**Task requirements**.
Copy the material below, switching every "mascot" to "character" and leaving all else unchanged.

####

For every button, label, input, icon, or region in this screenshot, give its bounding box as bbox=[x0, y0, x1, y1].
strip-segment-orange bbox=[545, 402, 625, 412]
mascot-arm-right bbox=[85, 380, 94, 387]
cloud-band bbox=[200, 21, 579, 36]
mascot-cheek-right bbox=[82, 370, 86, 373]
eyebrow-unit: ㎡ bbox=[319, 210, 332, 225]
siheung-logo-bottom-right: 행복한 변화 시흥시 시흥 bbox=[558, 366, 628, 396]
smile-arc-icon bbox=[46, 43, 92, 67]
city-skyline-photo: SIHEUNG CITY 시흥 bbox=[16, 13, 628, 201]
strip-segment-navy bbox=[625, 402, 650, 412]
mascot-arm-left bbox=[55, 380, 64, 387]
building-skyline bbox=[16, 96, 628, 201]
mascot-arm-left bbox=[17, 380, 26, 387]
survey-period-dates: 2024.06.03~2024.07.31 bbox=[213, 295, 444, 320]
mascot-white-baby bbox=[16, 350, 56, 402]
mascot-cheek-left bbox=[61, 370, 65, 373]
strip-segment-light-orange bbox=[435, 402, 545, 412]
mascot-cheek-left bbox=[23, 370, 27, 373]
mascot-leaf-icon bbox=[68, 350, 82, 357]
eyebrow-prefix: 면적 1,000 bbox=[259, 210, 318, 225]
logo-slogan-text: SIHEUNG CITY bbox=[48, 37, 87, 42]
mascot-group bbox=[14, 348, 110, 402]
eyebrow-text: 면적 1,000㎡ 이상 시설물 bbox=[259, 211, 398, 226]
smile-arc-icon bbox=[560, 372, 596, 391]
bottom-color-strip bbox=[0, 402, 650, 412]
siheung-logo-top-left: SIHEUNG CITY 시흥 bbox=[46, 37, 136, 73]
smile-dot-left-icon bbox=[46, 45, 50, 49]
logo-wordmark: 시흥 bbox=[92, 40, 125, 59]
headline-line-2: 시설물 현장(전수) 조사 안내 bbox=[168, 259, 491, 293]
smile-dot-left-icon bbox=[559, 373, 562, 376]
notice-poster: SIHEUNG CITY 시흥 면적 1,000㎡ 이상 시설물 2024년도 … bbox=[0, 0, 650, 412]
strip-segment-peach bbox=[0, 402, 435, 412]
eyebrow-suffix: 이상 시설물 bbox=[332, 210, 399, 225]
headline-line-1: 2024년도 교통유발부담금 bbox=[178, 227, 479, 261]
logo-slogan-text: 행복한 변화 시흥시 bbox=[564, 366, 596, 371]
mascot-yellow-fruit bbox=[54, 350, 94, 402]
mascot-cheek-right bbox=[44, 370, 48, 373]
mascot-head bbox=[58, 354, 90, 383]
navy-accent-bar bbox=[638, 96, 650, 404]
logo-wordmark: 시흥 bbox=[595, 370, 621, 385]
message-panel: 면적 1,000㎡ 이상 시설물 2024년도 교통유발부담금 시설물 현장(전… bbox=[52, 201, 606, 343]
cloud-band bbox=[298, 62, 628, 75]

####

**Completed exercise**.
For every button, label, input, icon, or region in this screenshot, give its bounding box as bbox=[x0, y0, x1, y1].
strip-segment-orange bbox=[545, 402, 625, 412]
character-arm-right bbox=[85, 380, 94, 387]
cloud-band bbox=[200, 21, 579, 36]
character-cheek-right bbox=[82, 370, 86, 373]
eyebrow-unit: ㎡ bbox=[319, 210, 332, 225]
siheung-logo-bottom-right: 행복한 변화 시흥시 시흥 bbox=[558, 366, 628, 396]
smile-arc-icon bbox=[46, 43, 92, 67]
city-skyline-photo: SIHEUNG CITY 시흥 bbox=[16, 13, 628, 201]
strip-segment-navy bbox=[625, 402, 650, 412]
character-arm-left bbox=[55, 380, 64, 387]
building-skyline bbox=[16, 96, 628, 201]
character-arm-left bbox=[17, 380, 26, 387]
survey-period-dates: 2024.06.03~2024.07.31 bbox=[213, 295, 444, 320]
character-white-baby bbox=[16, 350, 56, 402]
character-cheek-left bbox=[61, 370, 65, 373]
strip-segment-light-orange bbox=[435, 402, 545, 412]
character-cheek-left bbox=[23, 370, 27, 373]
character-leaf-icon bbox=[68, 350, 82, 357]
eyebrow-prefix: 면적 1,000 bbox=[259, 210, 318, 225]
logo-slogan-text: SIHEUNG CITY bbox=[48, 37, 87, 42]
character-group bbox=[14, 348, 110, 402]
eyebrow-text: 면적 1,000㎡ 이상 시설물 bbox=[259, 211, 398, 226]
smile-arc-icon bbox=[560, 372, 596, 391]
bottom-color-strip bbox=[0, 402, 650, 412]
siheung-logo-top-left: SIHEUNG CITY 시흥 bbox=[46, 37, 136, 73]
smile-dot-left-icon bbox=[46, 45, 50, 49]
logo-wordmark: 시흥 bbox=[92, 40, 125, 59]
headline-line-2: 시설물 현장(전수) 조사 안내 bbox=[168, 259, 491, 293]
smile-dot-left-icon bbox=[559, 373, 562, 376]
notice-poster: SIHEUNG CITY 시흥 면적 1,000㎡ 이상 시설물 2024년도 … bbox=[0, 0, 650, 412]
strip-segment-peach bbox=[0, 402, 435, 412]
eyebrow-suffix: 이상 시설물 bbox=[332, 210, 399, 225]
headline-line-1: 2024년도 교통유발부담금 bbox=[178, 227, 479, 261]
logo-slogan-text: 행복한 변화 시흥시 bbox=[564, 366, 596, 371]
character-yellow-fruit bbox=[54, 350, 94, 402]
character-cheek-right bbox=[44, 370, 48, 373]
character-head bbox=[58, 354, 90, 383]
navy-accent-bar bbox=[638, 96, 650, 404]
logo-wordmark: 시흥 bbox=[595, 370, 621, 385]
message-panel: 면적 1,000㎡ 이상 시설물 2024년도 교통유발부담금 시설물 현장(전… bbox=[52, 201, 606, 343]
cloud-band bbox=[298, 62, 628, 75]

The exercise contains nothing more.